**TASK REQUIREMENTS**:
The entire listing is to be repeated verbatim.

**INFORMATION SHOWN**:
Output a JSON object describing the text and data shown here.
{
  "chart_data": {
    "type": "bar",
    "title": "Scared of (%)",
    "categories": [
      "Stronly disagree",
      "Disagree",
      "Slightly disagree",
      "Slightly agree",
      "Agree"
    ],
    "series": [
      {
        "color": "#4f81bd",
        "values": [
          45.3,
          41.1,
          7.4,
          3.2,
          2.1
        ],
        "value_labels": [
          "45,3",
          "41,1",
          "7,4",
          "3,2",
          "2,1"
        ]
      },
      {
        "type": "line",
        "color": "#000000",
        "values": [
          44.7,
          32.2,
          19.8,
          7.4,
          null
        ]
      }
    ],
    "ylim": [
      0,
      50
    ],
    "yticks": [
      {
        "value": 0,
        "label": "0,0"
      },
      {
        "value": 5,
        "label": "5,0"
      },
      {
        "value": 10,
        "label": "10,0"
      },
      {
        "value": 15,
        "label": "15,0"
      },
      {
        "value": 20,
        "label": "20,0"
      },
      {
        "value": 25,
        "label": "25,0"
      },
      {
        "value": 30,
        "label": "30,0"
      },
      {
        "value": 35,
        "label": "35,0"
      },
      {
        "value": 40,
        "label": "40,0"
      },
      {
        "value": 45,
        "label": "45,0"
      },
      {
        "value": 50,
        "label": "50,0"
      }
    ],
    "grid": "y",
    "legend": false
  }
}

**RESPONSE TO THIS EXERCISE**:
Output a JSON object describing the text and data shown here.
{
  "chart_data": {
    "type": "bar",
    "title": "Scared of (%)",
    "categories": [
      "Stronly disagree",
      "Disagree",
      "Slightly disagree",
      "Slightly agree",
      "Agree"
    ],
    "series": [
      {
        "color": "#4f81bd",
        "values": [
          45.3,
          41.1,
          7.4,
          3.2,
          2.1
        ],
        "value_labels": [
          "45,3",
          "41,1",
          "7,4",
          "3,2",
          "2,1"
        ]
      },
      {
        "type": "line",
        "color": "#000000",
        "values": [
          44.7,
          32.2,
          19.8,
          7.4,
          null
        ]
      }
    ],
    "ylim": [
      0,
      50
    ],
    "yticks": [
      {
        "value": 0,
        "label": "0,0"
      },
      {
        "value": 5,
        "label": "5,0"
      },
      {
        "value": 10,
        "label": "10,0"
      },
      {
        "value": 15,
        "label": "15,0"
      },
      {
        "value": 20,
        "label": "20,0"
      },
      {
        "value": 25,
        "label": "25,0"
      },
      {
        "value": 30,
        "label": "30,0"
      },
      {
        "value": 35,
        "label": "35,0"
      },
      {
        "value": 40,
        "label": "40,0"
      },
      {
        "value": 45,
        "label": "45,0"
      },
      {
        "value": 50,
        "label": "50,0"
      }
    ],
    "grid": "y",
    "legend": false
  }
}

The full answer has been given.